练习题
1. 请用两句话概括下面的正文段落。
2. 根据下面的正文段落，'aclint' 只有在哪种加速方式下才可用？

正文段落
-------
可以看到,instance 里面的逻辑不多,我们重点看 class 初始化的函数,里面有一个函数的注册很值得关注,virt_machine_init,其他代码更像是配置了一些属性,我们把解析放在代码后面讲:

static void virt_machine_init(MachineState *machine)
{
    RISCVVirtState *s = RISCV_VIRT_MACHINE(machine);
    MemoryRegion *system_memory = get_system_memory();
    MemoryRegion *mask_rom = g_new(MemoryRegion, 1);
    DeviceState *mmio_irqchip, *virtio_irqchip, *pcie_irqchip;
    int i, base_hartid, hart_count;
    int socket_count = riscv_socket_count(machine);

    s->memmap = virt_memmap;

    /* Check socket count limit */
    if (VIRT_SOCKETS_MAX < socket_count) {
        error_report("number of sockets/nodes should be less than %d",
            VIRT_SOCKETS_MAX);
        exit(1);
    }

    if (!virt_aclint_allowed() && s->have_aclint) {
        error_report("'aclint' is only available with TCG acceleration");
        exit(1);
    }

    /* Initialize sockets */
    mmio_irqchip = virtio_irqchip = pcie_irqchip = NULL;
    for (i = 0; i < socket_count; i++) {
        g_autofree char *soc_name = g_strdup_printf("soc%d", i);

        if (!riscv_socket_check_hartids(machine, i)) {
            error_report("discontinuous hartids in socket%d", i);
            exit(1);
        }

        base_hartid = riscv_socket_first_hartid(machine, i);
        if (base_hartid < 0) {
            error_report("can't find hartid base for socket%d", i);
            exit(1);
        }

        hart_count = riscv_socket_hart_count(machine, i);
        if (hart_count < 0) {
            error_report("can't find hart count for socket%d", i);
            exit(1);
        }

        /* cpu object property initialization */
        object_initialize_child(OBJECT(machine), soc_name, &s->soc[i],
                                TYPE_RISCV_HART_ARRAY);
        object_property_set_str(OBJECT(&s->soc[i]), "cpu-type",
                                machine->cpu_type, &error_abort);
        ...
-------
原始数据
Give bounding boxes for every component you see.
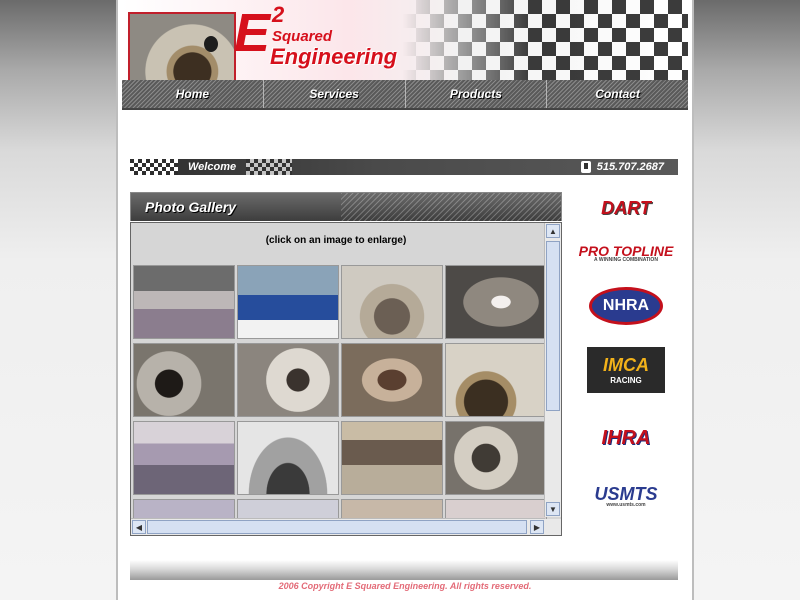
-------
参考答案
1. instance 里的逻辑不多，应重点看 class 初始化的函数，其中 virt_machine_init 的注册最值得关注，其他代码更像是在配置属性。virt_machine_init 先检查 socket 数量上限，并检查 'aclint' 是否只在 TCG 加速下可用，再逐个初始化 socket，并检查每个 socket 的 hartid 和 hart 数量。

2. 只有在 TCG 加速下才可用。